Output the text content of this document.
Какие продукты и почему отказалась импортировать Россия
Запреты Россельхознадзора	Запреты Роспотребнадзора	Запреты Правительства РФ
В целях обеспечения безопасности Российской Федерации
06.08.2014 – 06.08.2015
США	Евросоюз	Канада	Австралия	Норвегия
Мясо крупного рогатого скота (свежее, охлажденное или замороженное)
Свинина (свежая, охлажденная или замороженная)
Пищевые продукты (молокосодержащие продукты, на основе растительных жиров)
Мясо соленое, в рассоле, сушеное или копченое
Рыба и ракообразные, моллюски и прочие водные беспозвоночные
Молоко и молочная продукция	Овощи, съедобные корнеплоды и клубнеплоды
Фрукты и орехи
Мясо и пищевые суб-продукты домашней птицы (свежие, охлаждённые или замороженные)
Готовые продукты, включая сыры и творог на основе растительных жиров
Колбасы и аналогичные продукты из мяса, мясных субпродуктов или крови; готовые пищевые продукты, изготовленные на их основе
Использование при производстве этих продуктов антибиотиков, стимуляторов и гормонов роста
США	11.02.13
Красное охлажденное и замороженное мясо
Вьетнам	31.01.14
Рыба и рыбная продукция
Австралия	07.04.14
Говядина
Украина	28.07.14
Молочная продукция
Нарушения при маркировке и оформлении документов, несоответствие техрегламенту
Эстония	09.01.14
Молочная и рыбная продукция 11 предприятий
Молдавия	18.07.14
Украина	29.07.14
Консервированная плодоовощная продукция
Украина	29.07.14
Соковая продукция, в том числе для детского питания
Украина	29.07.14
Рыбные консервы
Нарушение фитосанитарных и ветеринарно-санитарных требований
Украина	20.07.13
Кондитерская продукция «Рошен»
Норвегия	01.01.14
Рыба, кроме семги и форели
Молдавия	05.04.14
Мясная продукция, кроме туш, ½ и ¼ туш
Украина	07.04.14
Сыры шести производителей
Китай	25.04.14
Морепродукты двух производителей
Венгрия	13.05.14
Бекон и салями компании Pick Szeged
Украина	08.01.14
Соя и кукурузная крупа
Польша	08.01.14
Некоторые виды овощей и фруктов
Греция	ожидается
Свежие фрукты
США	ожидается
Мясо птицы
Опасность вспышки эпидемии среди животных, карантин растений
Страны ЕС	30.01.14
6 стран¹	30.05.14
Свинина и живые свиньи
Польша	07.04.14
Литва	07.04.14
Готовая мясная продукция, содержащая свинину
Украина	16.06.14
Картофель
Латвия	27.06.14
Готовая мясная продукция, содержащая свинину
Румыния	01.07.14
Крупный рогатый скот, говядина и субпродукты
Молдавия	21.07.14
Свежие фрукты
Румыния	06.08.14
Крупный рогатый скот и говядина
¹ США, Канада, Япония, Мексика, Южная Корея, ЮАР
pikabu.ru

■ STATED GOAL
Nothing may be left out: return each entry exactly as it reads.

■ ANSWER TO THE EXERCISE
Output the text content of this document.
Какие продукты и почему отказалась импортировать Россия
Запреты Россельхознадзора	Запреты Роспотребнадзора	Запреты Правительства РФ
В целях обеспечения безопасности Российской Федерации
06.08.2014 – 06.08.2015
США	Евросоюз	Канада	Австралия	Норвегия
Мясо крупного рогатого скота (свежее, охлажденное или замороженное)
Свинина (свежая, охлажденная или замороженная)
Пищевые продукты (молокосодержащие продукты, на основе растительных жиров)
Мясо соленое, в рассоле, сушеное или копченое
Рыба и ракообразные, моллюски и прочие водные беспозвоночные
Молоко и молочная продукция	Овощи, съедобные корнеплоды и клубнеплоды
Фрукты и орехи
Мясо и пищевые суб-продукты домашней птицы (свежие, охлаждённые или замороженные)
Готовые продукты, включая сыры и творог на основе растительных жиров
Колбасы и аналогичные продукты из мяса, мясных субпродуктов или крови; готовые пищевые продукты, изготовленные на их основе
Использование при производстве этих продуктов антибиотиков, стимуляторов и гормонов роста
США	11.02.13
Красное охлажденное и замороженное мясо
Вьетнам	31.01.14
Рыба и рыбная продукция
Австралия	07.04.14
Говядина
Украина	28.07.14
Молочная продукция
Нарушения при маркировке и оформлении документов, несоответствие техрегламенту
Эстония	09.01.14
Молочная и рыбная продукция 11 предприятий
Молдавия	18.07.14
Украина	29.07.14
Консервированная плодоовощная продукция
Украина	29.07.14
Соковая продукция, в том числе для детского питания
Украина	29.07.14
Рыбные консервы
Нарушение фитосанитарных и ветеринарно-санитарных требований
Украина	20.07.13
Кондитерская продукция «Рошен»
Норвегия	01.01.14
Рыба, кроме семги и форели
Молдавия	05.04.14
Мясная продукция, кроме туш, ½ и ¼ туш
Украина	07.04.14
Сыры шести производителей
Китай	25.04.14
Морепродукты двух производителей
Венгрия	13.05.14
Бекон и салями компании Pick Szeged
Украина	08.01.14
Соя и кукурузная крупа
Польша	08.01.14
Некоторые виды овощей и фруктов
Греция	ожидается
Свежие фрукты
США	ожидается
Мясо птицы
Опасность вспышки эпидемии среди животных, карантин растений
Страны ЕС	30.01.14
6 стран¹	30.05.14
Свинина и живые свиньи
Польша	07.04.14
Литва	07.04.14
Готовая мясная продукция, содержащая свинину
Украина	16.06.14
Картофель
Латвия	27.06.14
Готовая мясная продукция, содержащая свинину
Румыния	01.07.14
Крупный рогатый скот, говядина и субпродукты
Молдавия	21.07.14
Свежие фрукты
Румыния	06.08.14
Крупный рогатый скот и говядина
¹ США, Канада, Япония, Мексика, Южная Корея, ЮАР
pikabu.ru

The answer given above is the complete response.